▶ _What is asked_
Your task is to transcribe all of the records exactly and leave out the pictures.

- - - - - - -

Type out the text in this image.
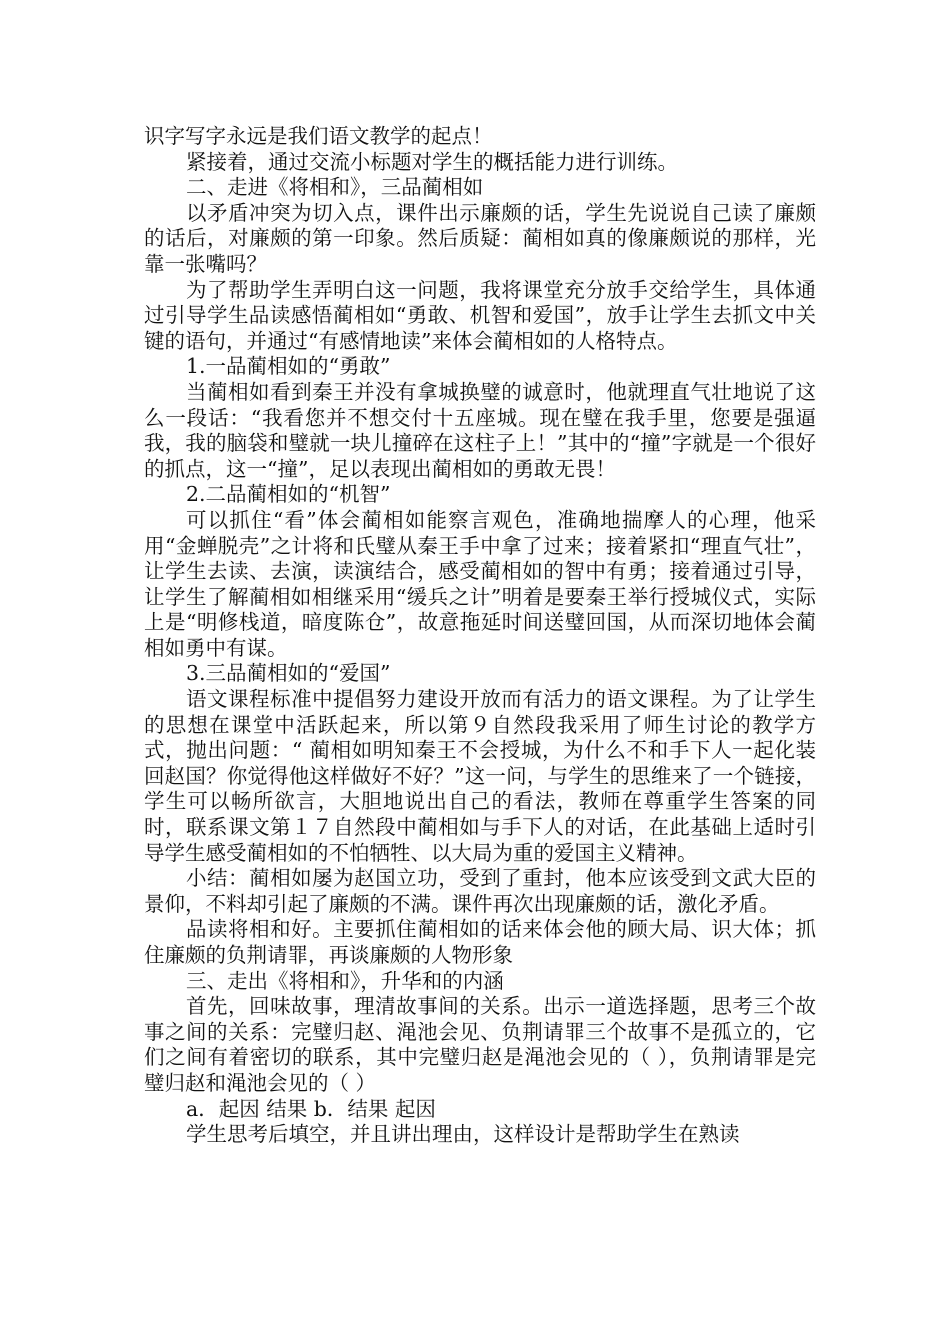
识字写字永远是我们语文教学的起点！

紧接着，通过交流小标题对学生的概括能力进行训练。

二、走进《将相和》，三品蔺相如

以矛盾冲突为切入点，课件出示廉颇的话，学生先说说自己读了廉颇的话后，对廉颇的第一印象。然后质疑：蔺相如真的像廉颇说的那样，光靠一张嘴吗？

为了帮助学生弄明白这一问题，我将课堂充分放手交给学生，具体通过引导学生品读感悟蔺相如“勇敢、机智和爱国”，放手让学生去抓文中关键的语句，并通过“有感情地读”来体会蔺相如的人格特点。

1.一品蔺相如的“勇敢”

当蔺相如看到秦王并没有拿城换璧的诚意时，他就理直气壮地说了这么一段话：“我看您并不想交付十五座城。现在璧在我手里，您要是强逼我，我的脑袋和璧就一块儿撞碎在这柱子上！”其中的“撞”字就是一个很好的抓点，这一“撞”，足以表现出蔺相如的勇敢无畏！

2.二品蔺相如的“机智”

可以抓住“看”体会蔺相如能察言观色，准确地揣摩人的心理，他采用“金蝉脱壳”之计将和氏璧从秦王手中拿了过来；接着紧扣“理直气壮”，让学生去读、去演，读演结合，感受蔺相如的智中有勇；接着通过引导，让学生了解蔺相如相继采用“缓兵之计”明着是要秦王举行授城仪式，实际上是“明修栈道，暗度陈仓”，故意拖延时间送璧回国，从而深切地体会蔺相如勇中有谋。

3.三品蔺相如的“爱国”

语文课程标准中提倡努力建设开放而有活力的语文课程。为了让学生的思想在课堂中活跃起来，所以第９自然段我采用了师生讨论的教学方式，抛出问题：“ 蔺相如明知秦王不会授城，为什么不和手下人一起化装回赵国？你觉得他这样做好不好？”这一问，与学生的思维来了一个链接，学生可以畅所欲言，大胆地说出自己的看法，教师在尊重学生答案的同时，联系课文第１７自然段中蔺相如与手下人的对话，在此基础上适时引导学生感受蔺相如的不怕牺牲、以大局为重的爱国主义精神。

小结：蔺相如屡为赵国立功，受到了重封，他本应该受到文武大臣的景仰，不料却引起了廉颇的不满。课件再次出现廉颇的话，激化矛盾。

品读将相和好。主要抓住蔺相如的话来体会他的顾大局、识大体；抓住廉颇的负荆请罪，再谈廉颇的人物形象

三、走出《将相和》，升华和的内涵

首先，回味故事，理清故事间的关系。出示一道选择题，思考三个故事之间的关系：完璧归赵、渑池会见、负荆请罪三个故事不是孤立的，它们之间有着密切的联系，其中完璧归赵是渑池会见的（ ），负荆请罪是完璧归赵和渑池会见的（ ）

a．起因 结果 b．结果 起因

学生思考后填空，并且讲出理由，这样设计是帮助学生在熟读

- - - - - - -

▶ _Task solution_
Type out the text in this image.
识字写字永远是我们语文教学的起点！

紧接着，通过交流小标题对学生的概括能力进行训练。

二、走进《将相和》，三品蔺相如

以矛盾冲突为切入点，课件出示廉颇的话，学生先说说自己读了廉颇的话后，对廉颇的第一印象。然后质疑：蔺相如真的像廉颇说的那样，光靠一张嘴吗？

为了帮助学生弄明白这一问题，我将课堂充分放手交给学生，具体通过引导学生品读感悟蔺相如“勇敢、机智和爱国”，放手让学生去抓文中关键的语句，并通过“有感情地读”来体会蔺相如的人格特点。

1.一品蔺相如的“勇敢”

当蔺相如看到秦王并没有拿城换璧的诚意时，他就理直气壮地说了这么一段话：“我看您并不想交付十五座城。现在璧在我手里，您要是强逼我，我的脑袋和璧就一块儿撞碎在这柱子上！”其中的“撞”字就是一个很好的抓点，这一“撞”，足以表现出蔺相如的勇敢无畏！

2.二品蔺相如的“机智”

可以抓住“看”体会蔺相如能察言观色，准确地揣摩人的心理，他采用“金蝉脱壳”之计将和氏璧从秦王手中拿了过来；接着紧扣“理直气壮”，让学生去读、去演，读演结合，感受蔺相如的智中有勇；接着通过引导，让学生了解蔺相如相继采用“缓兵之计”明着是要秦王举行授城仪式，实际上是“明修栈道，暗度陈仓”，故意拖延时间送璧回国，从而深切地体会蔺相如勇中有谋。

3.三品蔺相如的“爱国”

语文课程标准中提倡努力建设开放而有活力的语文课程。为了让学生的思想在课堂中活跃起来，所以第９自然段我采用了师生讨论的教学方式，抛出问题：“ 蔺相如明知秦王不会授城，为什么不和手下人一起化装回赵国？你觉得他这样做好不好？”这一问，与学生的思维来了一个链接，学生可以畅所欲言，大胆地说出自己的看法，教师在尊重学生答案的同时，联系课文第１７自然段中蔺相如与手下人的对话，在此基础上适时引导学生感受蔺相如的不怕牺牲、以大局为重的爱国主义精神。

小结：蔺相如屡为赵国立功，受到了重封，他本应该受到文武大臣的景仰，不料却引起了廉颇的不满。课件再次出现廉颇的话，激化矛盾。

品读将相和好。主要抓住蔺相如的话来体会他的顾大局、识大体；抓住廉颇的负荆请罪，再谈廉颇的人物形象

三、走出《将相和》，升华和的内涵

首先，回味故事，理清故事间的关系。出示一道选择题，思考三个故事之间的关系：完璧归赵、渑池会见、负荆请罪三个故事不是孤立的，它们之间有着密切的联系，其中完璧归赵是渑池会见的（ ），负荆请罪是完璧归赵和渑池会见的（ ）

a．起因 结果 b．结果 起因

学生思考后填空，并且讲出理由，这样设计是帮助学生在熟读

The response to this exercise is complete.